Aim of the task> Give the number of lines in this listing that contain "воспроизводства", with no other words.

◇ ◇ ◇ ◇ ◇ ◇ ◇

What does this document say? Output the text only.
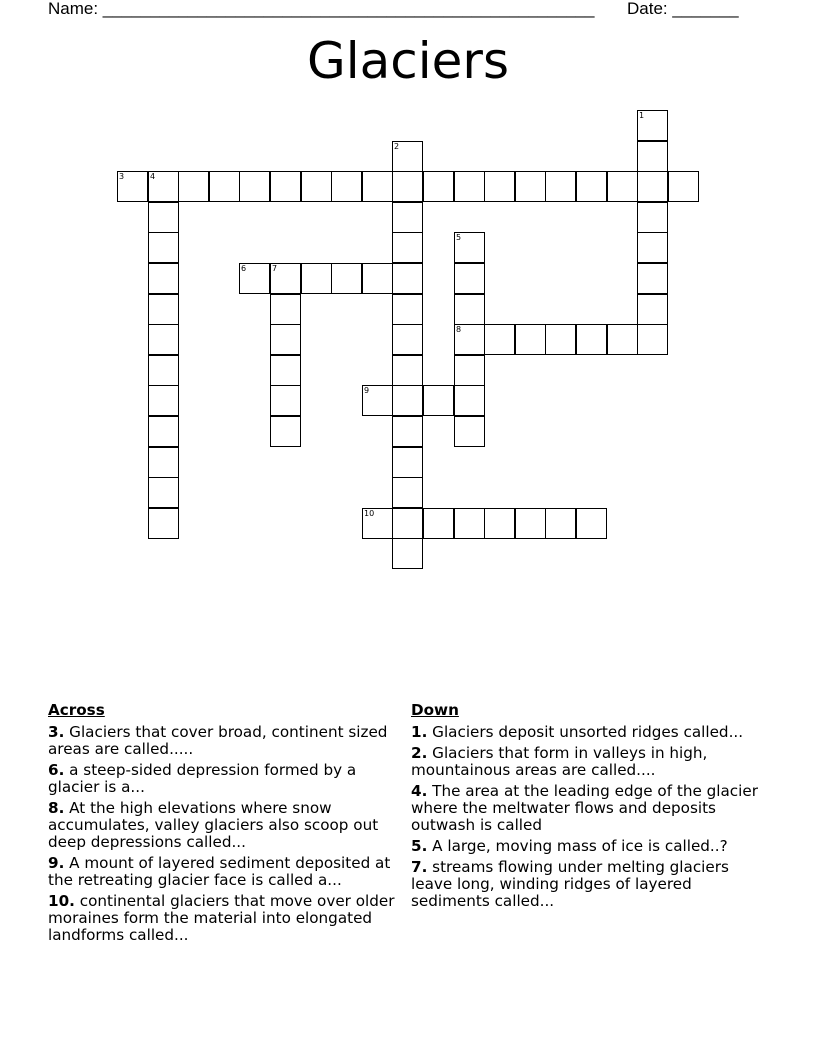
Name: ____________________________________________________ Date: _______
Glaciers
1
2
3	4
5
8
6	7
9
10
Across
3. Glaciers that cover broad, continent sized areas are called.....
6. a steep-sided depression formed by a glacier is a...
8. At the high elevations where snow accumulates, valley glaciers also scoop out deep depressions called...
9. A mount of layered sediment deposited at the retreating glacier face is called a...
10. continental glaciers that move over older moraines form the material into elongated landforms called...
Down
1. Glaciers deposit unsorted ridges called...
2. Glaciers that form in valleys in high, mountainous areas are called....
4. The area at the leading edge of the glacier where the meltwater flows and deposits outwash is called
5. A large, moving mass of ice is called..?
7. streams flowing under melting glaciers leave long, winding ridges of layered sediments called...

◇ ◇ ◇ ◇ ◇ ◇ ◇

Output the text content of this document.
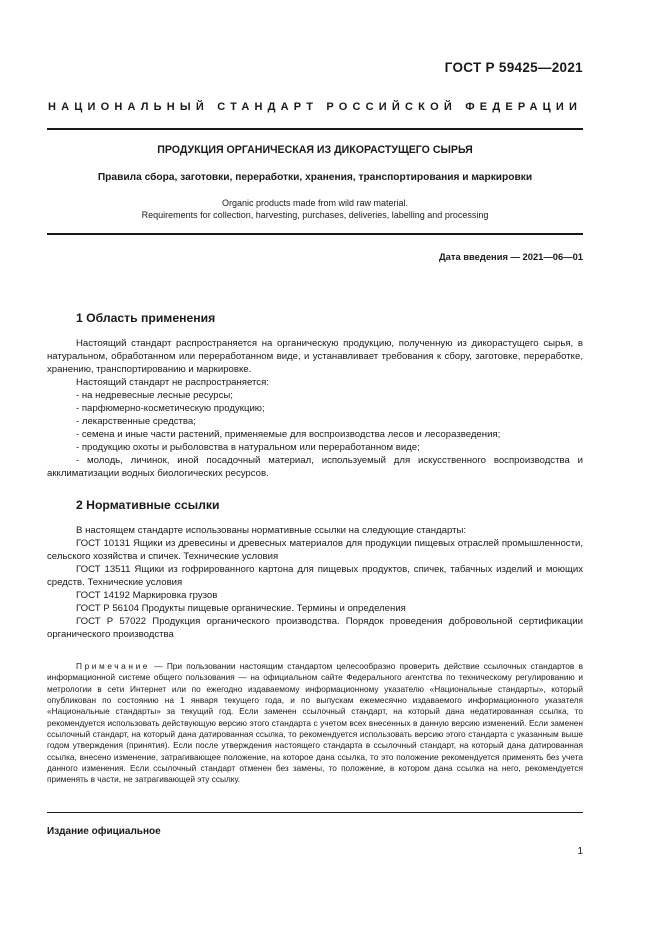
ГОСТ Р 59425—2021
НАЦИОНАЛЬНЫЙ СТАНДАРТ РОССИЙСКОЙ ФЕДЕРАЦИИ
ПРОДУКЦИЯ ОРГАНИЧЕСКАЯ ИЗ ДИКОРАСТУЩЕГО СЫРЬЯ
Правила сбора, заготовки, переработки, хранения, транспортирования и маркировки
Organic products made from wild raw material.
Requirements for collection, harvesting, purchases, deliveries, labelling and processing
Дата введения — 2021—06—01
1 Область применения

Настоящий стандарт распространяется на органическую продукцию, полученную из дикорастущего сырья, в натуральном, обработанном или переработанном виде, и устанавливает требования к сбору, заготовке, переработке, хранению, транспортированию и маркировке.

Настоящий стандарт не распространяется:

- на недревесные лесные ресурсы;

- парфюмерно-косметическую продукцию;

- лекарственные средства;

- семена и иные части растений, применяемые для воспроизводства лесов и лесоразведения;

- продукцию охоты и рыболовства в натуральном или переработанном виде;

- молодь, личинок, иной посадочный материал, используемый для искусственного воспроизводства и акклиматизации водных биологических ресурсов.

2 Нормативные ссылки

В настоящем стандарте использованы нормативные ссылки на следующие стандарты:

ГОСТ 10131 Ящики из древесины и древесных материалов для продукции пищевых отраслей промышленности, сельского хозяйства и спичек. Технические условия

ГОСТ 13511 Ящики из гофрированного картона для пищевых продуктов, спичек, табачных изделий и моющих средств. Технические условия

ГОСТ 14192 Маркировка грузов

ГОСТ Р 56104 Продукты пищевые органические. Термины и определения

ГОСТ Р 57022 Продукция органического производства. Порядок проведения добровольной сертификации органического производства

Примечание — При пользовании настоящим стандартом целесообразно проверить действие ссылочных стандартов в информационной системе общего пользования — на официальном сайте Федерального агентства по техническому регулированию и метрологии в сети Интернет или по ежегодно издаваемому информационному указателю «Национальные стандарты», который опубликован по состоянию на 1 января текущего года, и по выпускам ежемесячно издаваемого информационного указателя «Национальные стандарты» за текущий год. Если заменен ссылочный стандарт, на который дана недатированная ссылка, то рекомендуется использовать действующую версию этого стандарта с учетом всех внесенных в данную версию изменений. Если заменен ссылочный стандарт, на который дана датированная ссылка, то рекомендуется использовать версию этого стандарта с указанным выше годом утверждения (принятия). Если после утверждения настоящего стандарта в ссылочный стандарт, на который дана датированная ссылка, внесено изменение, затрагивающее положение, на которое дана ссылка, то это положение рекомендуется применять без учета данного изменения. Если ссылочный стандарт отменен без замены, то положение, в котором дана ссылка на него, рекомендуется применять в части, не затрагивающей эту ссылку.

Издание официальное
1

◇ ◇ ◇ ◇ ◇ ◇ ◇

Output below> 2